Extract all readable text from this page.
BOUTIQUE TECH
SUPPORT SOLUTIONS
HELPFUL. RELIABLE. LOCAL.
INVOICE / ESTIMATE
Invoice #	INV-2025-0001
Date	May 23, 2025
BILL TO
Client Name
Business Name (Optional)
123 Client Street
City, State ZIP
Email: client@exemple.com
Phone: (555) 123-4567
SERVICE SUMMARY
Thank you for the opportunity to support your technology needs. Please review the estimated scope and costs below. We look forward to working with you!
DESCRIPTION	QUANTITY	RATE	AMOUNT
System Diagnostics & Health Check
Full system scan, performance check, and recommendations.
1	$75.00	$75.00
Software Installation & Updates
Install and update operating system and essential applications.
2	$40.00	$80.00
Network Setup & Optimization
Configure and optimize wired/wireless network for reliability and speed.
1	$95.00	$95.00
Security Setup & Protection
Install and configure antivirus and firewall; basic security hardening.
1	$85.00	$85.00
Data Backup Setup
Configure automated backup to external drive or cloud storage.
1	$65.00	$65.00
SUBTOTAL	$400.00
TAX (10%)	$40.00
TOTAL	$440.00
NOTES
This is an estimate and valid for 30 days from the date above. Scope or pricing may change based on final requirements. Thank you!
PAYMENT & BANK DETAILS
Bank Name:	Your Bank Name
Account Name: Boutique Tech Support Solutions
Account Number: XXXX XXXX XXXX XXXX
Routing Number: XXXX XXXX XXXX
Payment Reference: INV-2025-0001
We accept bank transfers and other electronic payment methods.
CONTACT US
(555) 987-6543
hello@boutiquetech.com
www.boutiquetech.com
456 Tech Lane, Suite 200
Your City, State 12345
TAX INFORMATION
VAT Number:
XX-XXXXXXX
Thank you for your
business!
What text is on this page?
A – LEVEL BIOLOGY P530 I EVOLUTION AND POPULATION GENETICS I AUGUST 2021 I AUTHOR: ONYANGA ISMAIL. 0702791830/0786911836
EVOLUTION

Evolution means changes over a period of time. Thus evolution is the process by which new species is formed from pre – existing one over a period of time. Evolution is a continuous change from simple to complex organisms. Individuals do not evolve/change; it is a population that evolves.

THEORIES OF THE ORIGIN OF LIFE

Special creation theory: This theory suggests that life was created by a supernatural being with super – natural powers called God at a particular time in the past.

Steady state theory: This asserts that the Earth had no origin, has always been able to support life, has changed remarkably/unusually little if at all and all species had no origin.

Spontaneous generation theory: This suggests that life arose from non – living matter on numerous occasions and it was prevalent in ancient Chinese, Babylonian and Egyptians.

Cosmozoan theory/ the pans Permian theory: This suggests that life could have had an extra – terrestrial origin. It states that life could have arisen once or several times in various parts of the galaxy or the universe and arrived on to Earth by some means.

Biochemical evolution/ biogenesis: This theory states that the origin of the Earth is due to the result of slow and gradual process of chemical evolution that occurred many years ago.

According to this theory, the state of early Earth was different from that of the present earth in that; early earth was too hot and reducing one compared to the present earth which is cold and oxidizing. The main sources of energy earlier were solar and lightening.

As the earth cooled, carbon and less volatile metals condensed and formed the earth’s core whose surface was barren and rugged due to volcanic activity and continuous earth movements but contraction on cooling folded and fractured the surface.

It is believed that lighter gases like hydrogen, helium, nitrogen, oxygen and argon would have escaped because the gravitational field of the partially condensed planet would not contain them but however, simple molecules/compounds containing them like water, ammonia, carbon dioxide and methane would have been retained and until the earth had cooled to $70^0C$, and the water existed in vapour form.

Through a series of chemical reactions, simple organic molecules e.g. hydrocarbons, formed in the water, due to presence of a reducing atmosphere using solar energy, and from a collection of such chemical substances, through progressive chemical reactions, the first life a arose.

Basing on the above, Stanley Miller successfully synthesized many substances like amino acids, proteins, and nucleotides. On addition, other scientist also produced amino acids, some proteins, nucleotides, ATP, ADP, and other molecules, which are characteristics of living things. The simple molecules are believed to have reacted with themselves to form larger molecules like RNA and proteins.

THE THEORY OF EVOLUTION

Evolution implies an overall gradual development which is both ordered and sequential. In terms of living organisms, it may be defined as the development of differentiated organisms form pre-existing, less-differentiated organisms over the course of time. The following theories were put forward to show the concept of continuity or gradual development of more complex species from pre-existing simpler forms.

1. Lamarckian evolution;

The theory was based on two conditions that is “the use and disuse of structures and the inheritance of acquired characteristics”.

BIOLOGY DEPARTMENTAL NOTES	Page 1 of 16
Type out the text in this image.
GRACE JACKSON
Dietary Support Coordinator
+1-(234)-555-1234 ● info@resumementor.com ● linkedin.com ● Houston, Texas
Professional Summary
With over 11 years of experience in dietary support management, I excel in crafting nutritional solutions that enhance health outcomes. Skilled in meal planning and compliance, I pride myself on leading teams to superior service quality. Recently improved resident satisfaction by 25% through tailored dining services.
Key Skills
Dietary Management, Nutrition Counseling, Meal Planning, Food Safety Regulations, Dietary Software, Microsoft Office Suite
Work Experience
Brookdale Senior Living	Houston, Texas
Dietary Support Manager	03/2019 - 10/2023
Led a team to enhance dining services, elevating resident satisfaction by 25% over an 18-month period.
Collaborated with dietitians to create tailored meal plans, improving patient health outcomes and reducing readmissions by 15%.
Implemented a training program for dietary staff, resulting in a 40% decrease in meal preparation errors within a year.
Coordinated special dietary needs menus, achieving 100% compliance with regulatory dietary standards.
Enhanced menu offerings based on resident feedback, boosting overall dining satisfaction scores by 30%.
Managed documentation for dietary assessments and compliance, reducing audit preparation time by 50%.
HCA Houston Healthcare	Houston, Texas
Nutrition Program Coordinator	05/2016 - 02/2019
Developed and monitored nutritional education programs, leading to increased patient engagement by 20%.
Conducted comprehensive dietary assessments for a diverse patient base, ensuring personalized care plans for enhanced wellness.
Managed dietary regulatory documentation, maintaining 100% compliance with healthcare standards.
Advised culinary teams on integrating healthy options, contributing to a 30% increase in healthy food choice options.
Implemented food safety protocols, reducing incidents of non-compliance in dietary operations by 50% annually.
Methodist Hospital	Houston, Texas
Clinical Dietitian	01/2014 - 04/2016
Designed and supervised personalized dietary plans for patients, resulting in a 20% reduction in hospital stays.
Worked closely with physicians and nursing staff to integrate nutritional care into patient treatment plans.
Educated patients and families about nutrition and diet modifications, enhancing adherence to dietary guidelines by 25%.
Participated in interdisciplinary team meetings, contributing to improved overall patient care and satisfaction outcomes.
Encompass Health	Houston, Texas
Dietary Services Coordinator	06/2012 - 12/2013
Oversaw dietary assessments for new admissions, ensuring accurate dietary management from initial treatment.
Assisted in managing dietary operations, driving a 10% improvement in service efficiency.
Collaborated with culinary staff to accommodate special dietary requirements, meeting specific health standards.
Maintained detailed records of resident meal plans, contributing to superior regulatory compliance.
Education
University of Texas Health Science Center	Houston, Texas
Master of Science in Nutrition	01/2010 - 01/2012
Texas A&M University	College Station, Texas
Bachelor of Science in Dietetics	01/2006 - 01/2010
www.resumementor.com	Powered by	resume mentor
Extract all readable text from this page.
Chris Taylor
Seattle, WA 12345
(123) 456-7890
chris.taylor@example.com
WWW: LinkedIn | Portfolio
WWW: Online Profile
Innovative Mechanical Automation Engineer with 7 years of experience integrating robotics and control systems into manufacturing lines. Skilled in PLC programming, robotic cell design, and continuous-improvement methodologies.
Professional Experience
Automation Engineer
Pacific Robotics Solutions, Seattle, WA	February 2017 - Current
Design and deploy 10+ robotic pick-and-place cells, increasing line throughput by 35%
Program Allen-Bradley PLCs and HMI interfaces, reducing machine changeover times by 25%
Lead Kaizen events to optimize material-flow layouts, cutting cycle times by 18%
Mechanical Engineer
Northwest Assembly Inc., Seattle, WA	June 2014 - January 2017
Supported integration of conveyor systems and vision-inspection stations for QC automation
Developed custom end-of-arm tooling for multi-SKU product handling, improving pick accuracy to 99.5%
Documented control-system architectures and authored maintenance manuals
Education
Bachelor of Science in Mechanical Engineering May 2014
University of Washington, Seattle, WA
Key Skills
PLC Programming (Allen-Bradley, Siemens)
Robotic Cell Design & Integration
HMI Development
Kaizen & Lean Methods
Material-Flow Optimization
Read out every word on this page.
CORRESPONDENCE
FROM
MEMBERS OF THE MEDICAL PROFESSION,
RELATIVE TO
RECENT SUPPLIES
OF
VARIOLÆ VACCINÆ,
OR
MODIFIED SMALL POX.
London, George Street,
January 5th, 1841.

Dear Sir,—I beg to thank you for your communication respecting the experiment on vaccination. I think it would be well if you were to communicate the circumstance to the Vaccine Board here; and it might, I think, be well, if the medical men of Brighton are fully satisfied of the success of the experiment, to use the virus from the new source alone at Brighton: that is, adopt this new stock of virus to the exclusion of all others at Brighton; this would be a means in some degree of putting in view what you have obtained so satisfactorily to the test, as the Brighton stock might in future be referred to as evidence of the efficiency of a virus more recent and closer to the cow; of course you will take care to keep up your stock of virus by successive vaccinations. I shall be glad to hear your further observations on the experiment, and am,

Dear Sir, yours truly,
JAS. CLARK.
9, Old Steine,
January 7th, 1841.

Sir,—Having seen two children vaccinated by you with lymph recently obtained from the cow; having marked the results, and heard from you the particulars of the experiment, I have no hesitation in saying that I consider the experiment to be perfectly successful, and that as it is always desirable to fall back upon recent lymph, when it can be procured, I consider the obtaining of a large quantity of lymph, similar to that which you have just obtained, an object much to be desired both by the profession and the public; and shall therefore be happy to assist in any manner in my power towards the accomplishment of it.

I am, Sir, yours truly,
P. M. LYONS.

*****

** YOUR TASK **
In which lines of the material above does the string "Software" occur? Copy them all.

** RESULT FOR THIS EXERCISE **
Software Installation & Updates
Dietary Management, Nutrition Counseling, Meal Planning, Food Safety Regulations, Dietary Software, Microsoft Office Suite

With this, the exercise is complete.